Stated task: Scan the lines below for the word "buying". Copy each line you find it in.

Material for this exercise:
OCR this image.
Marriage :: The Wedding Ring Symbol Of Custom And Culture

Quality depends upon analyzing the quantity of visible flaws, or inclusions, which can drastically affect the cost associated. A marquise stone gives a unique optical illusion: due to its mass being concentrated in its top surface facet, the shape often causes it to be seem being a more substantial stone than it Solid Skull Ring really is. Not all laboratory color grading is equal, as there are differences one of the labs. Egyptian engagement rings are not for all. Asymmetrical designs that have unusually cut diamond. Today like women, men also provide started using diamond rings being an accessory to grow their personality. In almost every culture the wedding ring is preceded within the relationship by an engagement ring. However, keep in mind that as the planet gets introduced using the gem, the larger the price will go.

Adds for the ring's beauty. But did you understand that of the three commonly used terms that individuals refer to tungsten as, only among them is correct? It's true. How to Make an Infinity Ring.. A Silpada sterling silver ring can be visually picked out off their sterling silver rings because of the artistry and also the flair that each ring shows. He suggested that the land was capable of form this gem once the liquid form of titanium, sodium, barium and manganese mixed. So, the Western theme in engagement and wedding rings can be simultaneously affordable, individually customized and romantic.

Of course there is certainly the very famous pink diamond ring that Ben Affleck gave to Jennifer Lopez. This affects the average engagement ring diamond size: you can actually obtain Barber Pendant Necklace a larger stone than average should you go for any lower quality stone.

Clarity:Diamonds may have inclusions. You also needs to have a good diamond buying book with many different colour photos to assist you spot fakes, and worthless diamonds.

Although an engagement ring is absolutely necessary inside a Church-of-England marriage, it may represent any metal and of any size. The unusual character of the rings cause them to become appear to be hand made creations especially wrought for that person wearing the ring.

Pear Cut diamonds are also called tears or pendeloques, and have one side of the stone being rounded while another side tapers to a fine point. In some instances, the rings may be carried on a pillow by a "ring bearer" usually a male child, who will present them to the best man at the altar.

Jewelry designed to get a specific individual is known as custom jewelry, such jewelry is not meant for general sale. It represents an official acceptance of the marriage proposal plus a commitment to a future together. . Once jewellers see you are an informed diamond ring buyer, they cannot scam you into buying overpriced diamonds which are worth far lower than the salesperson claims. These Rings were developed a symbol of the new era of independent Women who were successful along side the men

Exercise solution:
Clarity:Diamonds may have inclusions. You also needs to have a good diamond buying book with many different colour photos to assist you spot fakes, and worthless diamonds.
Jewelry designed to get a specific individual is known as custom jewelry, such jewelry is not meant for general sale. It represents an official acceptance of the marriage proposal plus a commitment to a future together. . Once jewellers see you are an informed diamond ring buyer, they cannot scam you into buying overpriced diamonds which are worth far lower than the salesperson claims. These Rings were developed a symbol of the new era of independent Women who were successful along side the men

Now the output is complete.